Excerpted data
----
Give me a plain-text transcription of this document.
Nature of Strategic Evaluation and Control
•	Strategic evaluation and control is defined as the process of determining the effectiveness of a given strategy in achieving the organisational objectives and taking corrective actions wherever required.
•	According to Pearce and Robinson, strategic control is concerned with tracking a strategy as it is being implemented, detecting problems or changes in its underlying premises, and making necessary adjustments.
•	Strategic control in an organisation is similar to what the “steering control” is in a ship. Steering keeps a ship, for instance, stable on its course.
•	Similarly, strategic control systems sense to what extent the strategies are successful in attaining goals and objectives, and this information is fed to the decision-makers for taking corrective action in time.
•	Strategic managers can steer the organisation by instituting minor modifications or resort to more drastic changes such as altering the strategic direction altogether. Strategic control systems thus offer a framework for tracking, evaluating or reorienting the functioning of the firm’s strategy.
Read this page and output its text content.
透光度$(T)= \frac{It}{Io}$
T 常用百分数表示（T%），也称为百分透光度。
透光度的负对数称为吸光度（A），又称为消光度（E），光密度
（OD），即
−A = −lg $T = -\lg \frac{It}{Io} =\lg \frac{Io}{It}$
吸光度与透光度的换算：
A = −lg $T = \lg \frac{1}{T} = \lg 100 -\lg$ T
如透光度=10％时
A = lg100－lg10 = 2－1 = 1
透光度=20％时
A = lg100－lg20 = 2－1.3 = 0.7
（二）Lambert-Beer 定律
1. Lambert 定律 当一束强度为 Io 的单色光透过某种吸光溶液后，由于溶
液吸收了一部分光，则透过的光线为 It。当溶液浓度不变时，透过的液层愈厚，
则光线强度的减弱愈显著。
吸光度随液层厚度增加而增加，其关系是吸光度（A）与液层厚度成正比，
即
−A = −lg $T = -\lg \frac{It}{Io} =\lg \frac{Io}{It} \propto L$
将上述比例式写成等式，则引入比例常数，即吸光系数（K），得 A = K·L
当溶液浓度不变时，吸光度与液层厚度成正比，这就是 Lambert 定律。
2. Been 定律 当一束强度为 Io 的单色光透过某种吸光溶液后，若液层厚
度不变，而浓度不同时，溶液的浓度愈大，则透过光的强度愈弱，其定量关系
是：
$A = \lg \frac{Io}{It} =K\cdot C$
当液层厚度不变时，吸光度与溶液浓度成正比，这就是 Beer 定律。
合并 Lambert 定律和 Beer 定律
----
Given problem
Output each entry precisely as given.

Final result
Give me a plain-text transcription of this document.
Nature of Strategic Evaluation and Control
•	Strategic evaluation and control is defined as the process of determining the effectiveness of a given strategy in achieving the organisational objectives and taking corrective actions wherever required.
•	According to Pearce and Robinson, strategic control is concerned with tracking a strategy as it is being implemented, detecting problems or changes in its underlying premises, and making necessary adjustments.
•	Strategic control in an organisation is similar to what the “steering control” is in a ship. Steering keeps a ship, for instance, stable on its course.
•	Similarly, strategic control systems sense to what extent the strategies are successful in attaining goals and objectives, and this information is fed to the decision-makers for taking corrective action in time.
•	Strategic managers can steer the organisation by instituting minor modifications or resort to more drastic changes such as altering the strategic direction altogether. Strategic control systems thus offer a framework for tracking, evaluating or reorienting the functioning of the firm’s strategy.
Read this page and output its text content.
透光度$(T)= \frac{It}{Io}$
T 常用百分数表示（T%），也称为百分透光度。
透光度的负对数称为吸光度（A），又称为消光度（E），光密度
（OD），即
−A = −lg $T = -\lg \frac{It}{Io} =\lg \frac{Io}{It}$
吸光度与透光度的换算：
A = −lg $T = \lg \frac{1}{T} = \lg 100 -\lg$ T
如透光度=10％时
A = lg100－lg10 = 2－1 = 1
透光度=20％时
A = lg100－lg20 = 2－1.3 = 0.7
（二）Lambert-Beer 定律
1. Lambert 定律 当一束强度为 Io 的单色光透过某种吸光溶液后，由于溶
液吸收了一部分光，则透过的光线为 It。当溶液浓度不变时，透过的液层愈厚，
则光线强度的减弱愈显著。
吸光度随液层厚度增加而增加，其关系是吸光度（A）与液层厚度成正比，
即
−A = −lg $T = -\lg \frac{It}{Io} =\lg \frac{Io}{It} \propto L$
将上述比例式写成等式，则引入比例常数，即吸光系数（K），得 A = K·L
当溶液浓度不变时，吸光度与液层厚度成正比，这就是 Lambert 定律。
2. Been 定律 当一束强度为 Io 的单色光透过某种吸光溶液后，若液层厚
度不变，而浓度不同时，溶液的浓度愈大，则透过光的强度愈弱，其定量关系
是：
$A = \lg \frac{Io}{It} =K\cdot C$
当液层厚度不变时，吸光度与溶液浓度成正比，这就是 Beer 定律。
合并 Lambert 定律和 Beer 定律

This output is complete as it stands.